### EXERCISE INSTRUCTIONS
Gather all lines from the material that contain "ActionEvent".

### EXERCISE MATERIALS
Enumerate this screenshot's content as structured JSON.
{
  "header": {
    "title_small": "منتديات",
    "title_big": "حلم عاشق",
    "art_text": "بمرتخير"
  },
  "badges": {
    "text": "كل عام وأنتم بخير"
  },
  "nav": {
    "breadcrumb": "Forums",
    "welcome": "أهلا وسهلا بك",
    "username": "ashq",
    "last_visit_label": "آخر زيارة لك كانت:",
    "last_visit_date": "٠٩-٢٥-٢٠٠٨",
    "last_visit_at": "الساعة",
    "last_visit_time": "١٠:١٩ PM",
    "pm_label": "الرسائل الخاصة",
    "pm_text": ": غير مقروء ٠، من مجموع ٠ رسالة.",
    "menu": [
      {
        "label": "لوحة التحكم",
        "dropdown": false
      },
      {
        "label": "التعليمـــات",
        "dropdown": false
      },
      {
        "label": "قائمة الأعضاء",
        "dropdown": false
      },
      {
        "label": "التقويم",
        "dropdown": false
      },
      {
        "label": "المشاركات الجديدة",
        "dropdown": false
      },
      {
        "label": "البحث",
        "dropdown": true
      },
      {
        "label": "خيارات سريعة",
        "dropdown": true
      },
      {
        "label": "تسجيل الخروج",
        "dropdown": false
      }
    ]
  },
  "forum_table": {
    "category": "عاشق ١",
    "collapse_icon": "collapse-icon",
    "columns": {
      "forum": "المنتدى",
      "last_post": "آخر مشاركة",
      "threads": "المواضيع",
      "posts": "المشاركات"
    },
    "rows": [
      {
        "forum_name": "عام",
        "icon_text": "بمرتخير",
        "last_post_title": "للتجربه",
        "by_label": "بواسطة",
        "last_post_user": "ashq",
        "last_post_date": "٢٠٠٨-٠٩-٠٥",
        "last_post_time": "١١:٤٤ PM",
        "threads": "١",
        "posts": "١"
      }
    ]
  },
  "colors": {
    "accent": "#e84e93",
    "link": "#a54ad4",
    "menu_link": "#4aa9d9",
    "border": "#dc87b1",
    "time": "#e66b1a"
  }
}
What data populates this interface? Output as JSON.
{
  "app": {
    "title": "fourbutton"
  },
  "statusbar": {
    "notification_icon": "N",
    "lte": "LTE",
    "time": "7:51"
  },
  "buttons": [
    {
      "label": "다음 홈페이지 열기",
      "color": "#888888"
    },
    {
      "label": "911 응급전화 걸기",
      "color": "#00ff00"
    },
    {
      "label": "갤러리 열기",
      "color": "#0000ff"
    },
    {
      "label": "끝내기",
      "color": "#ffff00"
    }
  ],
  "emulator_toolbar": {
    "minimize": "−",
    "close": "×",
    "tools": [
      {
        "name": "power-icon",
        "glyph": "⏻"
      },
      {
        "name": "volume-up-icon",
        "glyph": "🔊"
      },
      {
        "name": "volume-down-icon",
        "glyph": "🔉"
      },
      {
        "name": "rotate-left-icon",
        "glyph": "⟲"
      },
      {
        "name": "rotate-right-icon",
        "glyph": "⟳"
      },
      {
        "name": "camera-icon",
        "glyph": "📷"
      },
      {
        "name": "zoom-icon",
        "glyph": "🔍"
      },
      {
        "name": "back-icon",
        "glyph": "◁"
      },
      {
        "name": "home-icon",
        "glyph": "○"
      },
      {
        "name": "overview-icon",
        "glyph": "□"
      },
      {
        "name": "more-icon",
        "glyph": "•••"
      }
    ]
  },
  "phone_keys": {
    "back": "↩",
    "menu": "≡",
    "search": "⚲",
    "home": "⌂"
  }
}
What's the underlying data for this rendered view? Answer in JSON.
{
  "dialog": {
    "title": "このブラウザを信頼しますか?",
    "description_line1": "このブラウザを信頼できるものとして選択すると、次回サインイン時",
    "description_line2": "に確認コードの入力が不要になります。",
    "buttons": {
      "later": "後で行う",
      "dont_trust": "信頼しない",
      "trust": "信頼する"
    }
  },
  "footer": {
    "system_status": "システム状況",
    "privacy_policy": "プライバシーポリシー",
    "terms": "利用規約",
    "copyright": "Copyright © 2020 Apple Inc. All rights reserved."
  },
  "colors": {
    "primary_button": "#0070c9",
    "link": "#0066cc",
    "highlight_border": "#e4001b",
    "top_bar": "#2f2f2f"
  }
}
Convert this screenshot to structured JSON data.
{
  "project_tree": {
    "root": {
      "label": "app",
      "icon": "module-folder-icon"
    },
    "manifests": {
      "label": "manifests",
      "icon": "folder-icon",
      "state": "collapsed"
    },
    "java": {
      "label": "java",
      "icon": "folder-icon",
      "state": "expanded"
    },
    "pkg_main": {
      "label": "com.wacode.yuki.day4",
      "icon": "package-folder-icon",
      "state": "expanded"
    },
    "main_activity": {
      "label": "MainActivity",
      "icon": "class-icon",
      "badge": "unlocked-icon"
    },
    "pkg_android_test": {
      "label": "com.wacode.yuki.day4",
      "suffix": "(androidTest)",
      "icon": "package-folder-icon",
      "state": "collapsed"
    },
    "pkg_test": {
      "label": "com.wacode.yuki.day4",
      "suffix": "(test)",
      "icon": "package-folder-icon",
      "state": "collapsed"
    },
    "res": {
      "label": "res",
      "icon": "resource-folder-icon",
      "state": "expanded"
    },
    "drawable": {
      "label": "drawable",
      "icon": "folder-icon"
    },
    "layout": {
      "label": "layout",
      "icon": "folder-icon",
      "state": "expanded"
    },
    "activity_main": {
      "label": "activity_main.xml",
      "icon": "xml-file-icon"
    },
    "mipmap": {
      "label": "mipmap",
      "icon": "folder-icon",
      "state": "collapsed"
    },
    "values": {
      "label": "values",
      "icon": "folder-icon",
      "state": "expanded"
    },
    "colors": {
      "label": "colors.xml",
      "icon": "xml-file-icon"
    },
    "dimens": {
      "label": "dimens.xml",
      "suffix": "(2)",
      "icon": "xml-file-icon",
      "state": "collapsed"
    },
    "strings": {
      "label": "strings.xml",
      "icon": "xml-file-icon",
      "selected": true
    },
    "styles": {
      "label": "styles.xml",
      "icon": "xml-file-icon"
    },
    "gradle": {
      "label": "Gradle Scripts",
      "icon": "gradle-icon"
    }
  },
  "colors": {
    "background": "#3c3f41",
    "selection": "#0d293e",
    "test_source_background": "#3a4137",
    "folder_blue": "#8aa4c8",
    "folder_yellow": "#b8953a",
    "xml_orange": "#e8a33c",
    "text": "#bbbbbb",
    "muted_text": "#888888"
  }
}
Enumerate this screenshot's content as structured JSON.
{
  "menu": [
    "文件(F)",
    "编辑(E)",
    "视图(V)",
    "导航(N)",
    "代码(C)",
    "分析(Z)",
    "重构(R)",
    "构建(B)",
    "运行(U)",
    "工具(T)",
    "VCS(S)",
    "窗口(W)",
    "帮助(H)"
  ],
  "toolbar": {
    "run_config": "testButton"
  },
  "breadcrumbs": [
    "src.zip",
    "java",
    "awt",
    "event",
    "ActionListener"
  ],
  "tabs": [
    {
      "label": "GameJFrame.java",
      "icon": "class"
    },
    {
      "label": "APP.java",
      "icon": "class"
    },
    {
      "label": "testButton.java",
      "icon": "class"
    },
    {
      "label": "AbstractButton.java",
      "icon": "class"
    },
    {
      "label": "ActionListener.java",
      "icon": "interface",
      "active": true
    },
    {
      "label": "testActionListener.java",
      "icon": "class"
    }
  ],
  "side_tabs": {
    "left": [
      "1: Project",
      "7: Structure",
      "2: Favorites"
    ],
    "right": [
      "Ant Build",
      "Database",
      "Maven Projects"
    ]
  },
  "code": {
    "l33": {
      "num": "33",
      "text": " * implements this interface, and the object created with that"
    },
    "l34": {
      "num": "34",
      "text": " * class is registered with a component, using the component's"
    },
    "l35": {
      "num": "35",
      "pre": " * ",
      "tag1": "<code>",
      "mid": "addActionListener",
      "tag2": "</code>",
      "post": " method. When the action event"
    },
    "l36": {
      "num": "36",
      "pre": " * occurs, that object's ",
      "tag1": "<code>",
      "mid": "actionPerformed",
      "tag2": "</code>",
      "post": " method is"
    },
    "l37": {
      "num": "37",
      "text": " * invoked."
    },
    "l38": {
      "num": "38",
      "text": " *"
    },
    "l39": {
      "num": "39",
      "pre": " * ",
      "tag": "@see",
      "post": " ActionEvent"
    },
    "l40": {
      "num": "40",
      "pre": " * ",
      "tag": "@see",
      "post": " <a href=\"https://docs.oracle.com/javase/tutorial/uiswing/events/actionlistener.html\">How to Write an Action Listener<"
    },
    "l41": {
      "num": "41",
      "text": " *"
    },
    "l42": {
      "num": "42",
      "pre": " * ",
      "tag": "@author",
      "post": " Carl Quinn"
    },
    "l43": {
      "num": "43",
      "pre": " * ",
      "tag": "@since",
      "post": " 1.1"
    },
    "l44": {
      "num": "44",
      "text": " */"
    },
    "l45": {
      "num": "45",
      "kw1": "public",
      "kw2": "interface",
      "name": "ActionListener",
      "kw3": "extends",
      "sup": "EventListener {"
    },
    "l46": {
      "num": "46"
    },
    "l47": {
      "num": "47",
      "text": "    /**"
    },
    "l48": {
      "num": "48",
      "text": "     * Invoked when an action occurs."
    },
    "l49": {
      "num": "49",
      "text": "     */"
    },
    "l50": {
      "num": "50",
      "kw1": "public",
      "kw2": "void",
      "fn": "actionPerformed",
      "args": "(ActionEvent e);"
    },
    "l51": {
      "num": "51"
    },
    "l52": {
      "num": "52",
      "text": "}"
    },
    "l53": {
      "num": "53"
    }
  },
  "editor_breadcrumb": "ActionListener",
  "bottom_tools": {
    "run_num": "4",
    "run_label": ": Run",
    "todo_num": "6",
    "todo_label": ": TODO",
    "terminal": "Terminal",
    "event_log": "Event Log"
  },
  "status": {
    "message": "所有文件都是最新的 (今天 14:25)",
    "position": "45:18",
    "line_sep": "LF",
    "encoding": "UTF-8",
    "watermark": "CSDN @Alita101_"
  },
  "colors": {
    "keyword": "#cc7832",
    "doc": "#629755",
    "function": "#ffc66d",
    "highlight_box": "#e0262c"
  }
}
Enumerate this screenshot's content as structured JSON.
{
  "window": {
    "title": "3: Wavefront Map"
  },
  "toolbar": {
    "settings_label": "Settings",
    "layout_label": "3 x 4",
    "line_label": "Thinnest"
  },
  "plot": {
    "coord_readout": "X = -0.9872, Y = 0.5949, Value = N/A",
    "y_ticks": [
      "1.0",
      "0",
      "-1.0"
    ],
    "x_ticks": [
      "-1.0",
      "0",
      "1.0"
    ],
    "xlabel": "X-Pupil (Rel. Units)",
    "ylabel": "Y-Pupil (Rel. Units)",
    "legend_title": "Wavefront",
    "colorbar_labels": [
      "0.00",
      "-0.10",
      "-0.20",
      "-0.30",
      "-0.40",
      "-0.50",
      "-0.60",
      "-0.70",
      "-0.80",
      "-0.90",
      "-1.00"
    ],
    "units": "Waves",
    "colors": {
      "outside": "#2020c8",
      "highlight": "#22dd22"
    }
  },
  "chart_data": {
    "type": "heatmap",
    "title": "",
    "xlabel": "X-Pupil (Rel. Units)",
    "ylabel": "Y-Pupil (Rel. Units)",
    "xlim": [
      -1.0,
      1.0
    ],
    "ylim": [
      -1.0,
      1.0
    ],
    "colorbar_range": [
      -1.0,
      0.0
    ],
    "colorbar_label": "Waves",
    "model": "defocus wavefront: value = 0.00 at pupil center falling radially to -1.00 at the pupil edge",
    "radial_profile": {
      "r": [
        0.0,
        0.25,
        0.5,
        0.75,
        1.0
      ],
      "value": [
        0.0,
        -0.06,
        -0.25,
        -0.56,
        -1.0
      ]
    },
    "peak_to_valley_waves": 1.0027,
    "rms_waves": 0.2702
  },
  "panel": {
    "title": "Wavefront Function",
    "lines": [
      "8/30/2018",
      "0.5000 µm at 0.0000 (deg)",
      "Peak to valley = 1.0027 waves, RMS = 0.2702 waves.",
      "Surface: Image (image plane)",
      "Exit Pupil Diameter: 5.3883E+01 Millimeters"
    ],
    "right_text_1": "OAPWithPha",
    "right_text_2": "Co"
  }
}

### FULL ANSWER
      "post": " ActionEvent"
      "args": "(ActionEvent e);"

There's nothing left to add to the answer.